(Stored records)
***
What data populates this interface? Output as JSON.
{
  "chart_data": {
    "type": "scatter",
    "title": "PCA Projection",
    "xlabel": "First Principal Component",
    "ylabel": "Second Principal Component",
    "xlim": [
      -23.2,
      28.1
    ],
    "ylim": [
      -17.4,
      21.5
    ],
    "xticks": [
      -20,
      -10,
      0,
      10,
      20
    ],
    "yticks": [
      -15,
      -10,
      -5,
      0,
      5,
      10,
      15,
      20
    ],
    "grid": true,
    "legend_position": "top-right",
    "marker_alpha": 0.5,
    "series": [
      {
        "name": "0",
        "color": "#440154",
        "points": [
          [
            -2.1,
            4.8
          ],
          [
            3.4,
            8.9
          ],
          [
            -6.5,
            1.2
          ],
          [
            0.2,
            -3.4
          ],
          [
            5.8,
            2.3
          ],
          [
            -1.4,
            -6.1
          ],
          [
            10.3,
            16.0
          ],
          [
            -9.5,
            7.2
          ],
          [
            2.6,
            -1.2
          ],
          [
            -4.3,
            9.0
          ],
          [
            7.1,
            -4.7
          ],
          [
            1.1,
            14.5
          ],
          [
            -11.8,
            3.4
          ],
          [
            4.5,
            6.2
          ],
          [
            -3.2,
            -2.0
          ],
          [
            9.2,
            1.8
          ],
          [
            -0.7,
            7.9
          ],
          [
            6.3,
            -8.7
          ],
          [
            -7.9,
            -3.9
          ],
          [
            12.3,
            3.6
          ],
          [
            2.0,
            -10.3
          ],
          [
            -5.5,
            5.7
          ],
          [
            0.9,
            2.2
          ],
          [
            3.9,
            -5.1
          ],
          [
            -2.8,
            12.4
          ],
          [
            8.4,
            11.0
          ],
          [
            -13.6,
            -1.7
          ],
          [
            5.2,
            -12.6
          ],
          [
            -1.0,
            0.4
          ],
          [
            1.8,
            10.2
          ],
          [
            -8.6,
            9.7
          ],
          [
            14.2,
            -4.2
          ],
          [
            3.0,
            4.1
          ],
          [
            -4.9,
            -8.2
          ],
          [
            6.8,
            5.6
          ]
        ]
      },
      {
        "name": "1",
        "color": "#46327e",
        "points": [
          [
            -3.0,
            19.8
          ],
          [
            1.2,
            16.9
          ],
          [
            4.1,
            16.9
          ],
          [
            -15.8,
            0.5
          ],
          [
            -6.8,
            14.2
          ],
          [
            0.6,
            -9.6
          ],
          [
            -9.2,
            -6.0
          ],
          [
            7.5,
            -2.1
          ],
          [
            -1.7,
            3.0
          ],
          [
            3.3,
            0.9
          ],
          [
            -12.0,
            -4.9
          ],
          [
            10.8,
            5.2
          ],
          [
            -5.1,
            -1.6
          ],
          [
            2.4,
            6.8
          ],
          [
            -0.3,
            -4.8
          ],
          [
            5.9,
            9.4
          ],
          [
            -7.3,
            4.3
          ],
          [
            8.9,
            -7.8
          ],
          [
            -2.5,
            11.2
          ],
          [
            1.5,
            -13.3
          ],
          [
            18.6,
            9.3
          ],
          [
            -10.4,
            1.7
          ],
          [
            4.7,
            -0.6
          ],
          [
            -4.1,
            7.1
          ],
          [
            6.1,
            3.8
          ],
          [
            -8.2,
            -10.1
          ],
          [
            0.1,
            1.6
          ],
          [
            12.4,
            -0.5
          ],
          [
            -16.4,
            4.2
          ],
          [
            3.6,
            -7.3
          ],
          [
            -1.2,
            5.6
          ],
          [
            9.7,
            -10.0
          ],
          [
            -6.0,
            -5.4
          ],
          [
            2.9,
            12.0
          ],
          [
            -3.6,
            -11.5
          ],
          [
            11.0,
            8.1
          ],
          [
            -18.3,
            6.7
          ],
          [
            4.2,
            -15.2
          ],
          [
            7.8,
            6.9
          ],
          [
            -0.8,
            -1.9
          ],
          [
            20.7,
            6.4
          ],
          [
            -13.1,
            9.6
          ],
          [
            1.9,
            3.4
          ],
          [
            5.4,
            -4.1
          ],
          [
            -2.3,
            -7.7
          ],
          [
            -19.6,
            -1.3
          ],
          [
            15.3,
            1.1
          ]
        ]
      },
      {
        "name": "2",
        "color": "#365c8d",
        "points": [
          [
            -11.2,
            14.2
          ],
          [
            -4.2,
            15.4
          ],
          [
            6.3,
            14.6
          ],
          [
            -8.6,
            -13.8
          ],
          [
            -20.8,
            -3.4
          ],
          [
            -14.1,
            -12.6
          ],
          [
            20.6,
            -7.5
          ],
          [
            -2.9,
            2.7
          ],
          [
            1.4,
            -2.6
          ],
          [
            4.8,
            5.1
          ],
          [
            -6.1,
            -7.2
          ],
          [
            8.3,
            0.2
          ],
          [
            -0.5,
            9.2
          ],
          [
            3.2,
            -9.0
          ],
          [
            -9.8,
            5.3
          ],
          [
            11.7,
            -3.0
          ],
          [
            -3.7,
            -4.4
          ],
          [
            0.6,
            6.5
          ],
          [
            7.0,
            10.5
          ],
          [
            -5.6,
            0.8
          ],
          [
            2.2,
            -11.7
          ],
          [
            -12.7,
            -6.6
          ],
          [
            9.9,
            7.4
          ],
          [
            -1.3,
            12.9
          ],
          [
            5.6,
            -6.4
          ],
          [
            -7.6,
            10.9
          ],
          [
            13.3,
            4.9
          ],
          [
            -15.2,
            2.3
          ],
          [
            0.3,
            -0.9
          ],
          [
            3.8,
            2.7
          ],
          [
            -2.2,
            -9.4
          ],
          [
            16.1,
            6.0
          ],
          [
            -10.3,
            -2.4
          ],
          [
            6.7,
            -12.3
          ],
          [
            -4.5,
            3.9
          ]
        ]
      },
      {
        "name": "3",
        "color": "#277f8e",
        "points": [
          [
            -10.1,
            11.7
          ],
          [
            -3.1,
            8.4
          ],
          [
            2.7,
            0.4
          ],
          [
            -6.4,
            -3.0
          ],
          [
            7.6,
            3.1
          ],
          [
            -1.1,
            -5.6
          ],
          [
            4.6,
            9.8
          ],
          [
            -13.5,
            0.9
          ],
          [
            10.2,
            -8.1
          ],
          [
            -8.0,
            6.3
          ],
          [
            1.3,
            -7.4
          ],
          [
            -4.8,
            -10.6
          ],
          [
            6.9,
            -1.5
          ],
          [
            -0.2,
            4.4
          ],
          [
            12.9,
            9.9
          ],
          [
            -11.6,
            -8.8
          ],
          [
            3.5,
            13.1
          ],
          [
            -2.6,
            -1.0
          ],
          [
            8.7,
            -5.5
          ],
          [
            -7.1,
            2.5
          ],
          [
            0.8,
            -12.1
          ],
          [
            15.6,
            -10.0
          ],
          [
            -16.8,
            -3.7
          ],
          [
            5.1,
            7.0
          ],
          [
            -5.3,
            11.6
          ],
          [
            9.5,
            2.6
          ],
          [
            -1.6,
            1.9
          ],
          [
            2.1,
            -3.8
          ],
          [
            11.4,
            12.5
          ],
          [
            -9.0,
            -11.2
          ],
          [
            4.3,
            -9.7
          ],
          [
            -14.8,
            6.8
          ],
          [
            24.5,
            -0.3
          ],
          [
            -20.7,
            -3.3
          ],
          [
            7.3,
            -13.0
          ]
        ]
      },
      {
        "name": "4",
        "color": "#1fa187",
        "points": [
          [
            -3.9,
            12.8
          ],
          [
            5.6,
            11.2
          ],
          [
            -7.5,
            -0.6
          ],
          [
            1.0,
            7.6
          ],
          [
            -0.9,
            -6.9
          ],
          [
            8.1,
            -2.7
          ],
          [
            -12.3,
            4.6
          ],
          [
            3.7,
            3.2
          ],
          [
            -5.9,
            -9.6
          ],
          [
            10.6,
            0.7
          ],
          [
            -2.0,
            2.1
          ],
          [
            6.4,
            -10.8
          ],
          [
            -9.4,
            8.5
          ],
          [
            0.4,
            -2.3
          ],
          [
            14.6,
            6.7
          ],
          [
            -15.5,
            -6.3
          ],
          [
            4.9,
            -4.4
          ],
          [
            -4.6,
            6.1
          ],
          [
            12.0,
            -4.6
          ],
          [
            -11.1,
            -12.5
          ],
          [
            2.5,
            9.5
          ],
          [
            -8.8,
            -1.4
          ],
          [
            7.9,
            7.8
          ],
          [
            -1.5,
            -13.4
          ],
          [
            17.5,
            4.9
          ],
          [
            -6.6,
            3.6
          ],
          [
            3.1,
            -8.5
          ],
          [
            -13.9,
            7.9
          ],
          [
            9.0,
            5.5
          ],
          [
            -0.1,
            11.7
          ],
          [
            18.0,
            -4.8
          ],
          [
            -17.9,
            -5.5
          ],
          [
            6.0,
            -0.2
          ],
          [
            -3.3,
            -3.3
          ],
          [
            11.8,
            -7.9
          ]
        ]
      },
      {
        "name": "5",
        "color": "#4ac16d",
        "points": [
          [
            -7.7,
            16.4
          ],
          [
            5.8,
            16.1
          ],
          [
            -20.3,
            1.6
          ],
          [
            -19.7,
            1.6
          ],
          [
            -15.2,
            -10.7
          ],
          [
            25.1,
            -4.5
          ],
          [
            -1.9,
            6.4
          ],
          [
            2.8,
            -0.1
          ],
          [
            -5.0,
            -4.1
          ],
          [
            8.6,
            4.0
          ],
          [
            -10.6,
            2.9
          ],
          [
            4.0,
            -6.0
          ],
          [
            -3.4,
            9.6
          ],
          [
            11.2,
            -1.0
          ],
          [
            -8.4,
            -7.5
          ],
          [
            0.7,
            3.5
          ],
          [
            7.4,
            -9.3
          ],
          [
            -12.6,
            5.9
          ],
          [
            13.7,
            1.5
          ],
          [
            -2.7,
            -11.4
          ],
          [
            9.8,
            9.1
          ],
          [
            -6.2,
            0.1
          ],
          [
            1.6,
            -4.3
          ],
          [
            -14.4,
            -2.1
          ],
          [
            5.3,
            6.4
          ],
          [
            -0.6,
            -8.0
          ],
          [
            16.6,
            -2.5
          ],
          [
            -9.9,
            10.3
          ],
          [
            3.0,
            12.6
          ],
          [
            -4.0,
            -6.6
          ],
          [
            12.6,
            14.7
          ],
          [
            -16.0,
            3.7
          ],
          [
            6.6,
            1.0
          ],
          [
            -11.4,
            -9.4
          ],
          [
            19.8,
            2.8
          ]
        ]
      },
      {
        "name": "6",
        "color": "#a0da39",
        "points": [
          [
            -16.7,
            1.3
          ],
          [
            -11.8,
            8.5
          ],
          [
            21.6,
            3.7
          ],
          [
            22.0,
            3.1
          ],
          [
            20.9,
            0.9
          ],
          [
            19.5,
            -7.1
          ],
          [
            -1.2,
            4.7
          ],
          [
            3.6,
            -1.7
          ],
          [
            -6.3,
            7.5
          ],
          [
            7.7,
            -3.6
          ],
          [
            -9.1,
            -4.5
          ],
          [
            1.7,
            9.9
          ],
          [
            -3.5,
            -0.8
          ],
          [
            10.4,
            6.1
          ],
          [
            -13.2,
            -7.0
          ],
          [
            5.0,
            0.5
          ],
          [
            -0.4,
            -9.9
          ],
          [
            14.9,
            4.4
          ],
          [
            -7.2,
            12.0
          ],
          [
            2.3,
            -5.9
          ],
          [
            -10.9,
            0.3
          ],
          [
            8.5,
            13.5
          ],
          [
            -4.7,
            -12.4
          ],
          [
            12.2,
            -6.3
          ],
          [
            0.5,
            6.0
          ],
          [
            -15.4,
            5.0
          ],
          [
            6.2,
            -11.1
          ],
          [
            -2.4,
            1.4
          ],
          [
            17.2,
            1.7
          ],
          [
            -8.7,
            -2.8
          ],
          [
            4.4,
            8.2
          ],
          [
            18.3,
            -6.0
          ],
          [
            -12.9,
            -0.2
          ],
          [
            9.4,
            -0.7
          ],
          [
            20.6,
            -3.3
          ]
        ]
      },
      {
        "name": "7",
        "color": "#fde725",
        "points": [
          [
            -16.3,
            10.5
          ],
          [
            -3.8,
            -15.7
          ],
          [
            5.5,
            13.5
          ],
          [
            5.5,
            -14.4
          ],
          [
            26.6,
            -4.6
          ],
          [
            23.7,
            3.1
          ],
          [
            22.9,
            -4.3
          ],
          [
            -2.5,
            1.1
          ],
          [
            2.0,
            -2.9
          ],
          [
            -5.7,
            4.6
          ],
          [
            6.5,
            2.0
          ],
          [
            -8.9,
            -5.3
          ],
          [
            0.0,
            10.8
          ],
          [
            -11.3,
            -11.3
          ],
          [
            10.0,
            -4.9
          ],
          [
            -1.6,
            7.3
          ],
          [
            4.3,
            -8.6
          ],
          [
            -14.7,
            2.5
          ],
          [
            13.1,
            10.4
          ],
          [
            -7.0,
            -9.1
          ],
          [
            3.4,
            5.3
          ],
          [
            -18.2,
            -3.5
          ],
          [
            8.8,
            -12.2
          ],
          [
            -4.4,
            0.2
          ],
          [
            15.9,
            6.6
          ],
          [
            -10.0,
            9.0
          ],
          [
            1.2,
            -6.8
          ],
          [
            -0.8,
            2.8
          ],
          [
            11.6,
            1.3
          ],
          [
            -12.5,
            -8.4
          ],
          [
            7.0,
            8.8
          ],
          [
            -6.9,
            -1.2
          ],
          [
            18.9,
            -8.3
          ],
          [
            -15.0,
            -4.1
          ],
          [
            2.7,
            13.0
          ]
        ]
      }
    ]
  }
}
***
Prompt:
Find all lines with "Principal" in them and copy each one.

Completed task:
    "xlabel": "First Principal Component",
    "ylabel": "Second Principal Component",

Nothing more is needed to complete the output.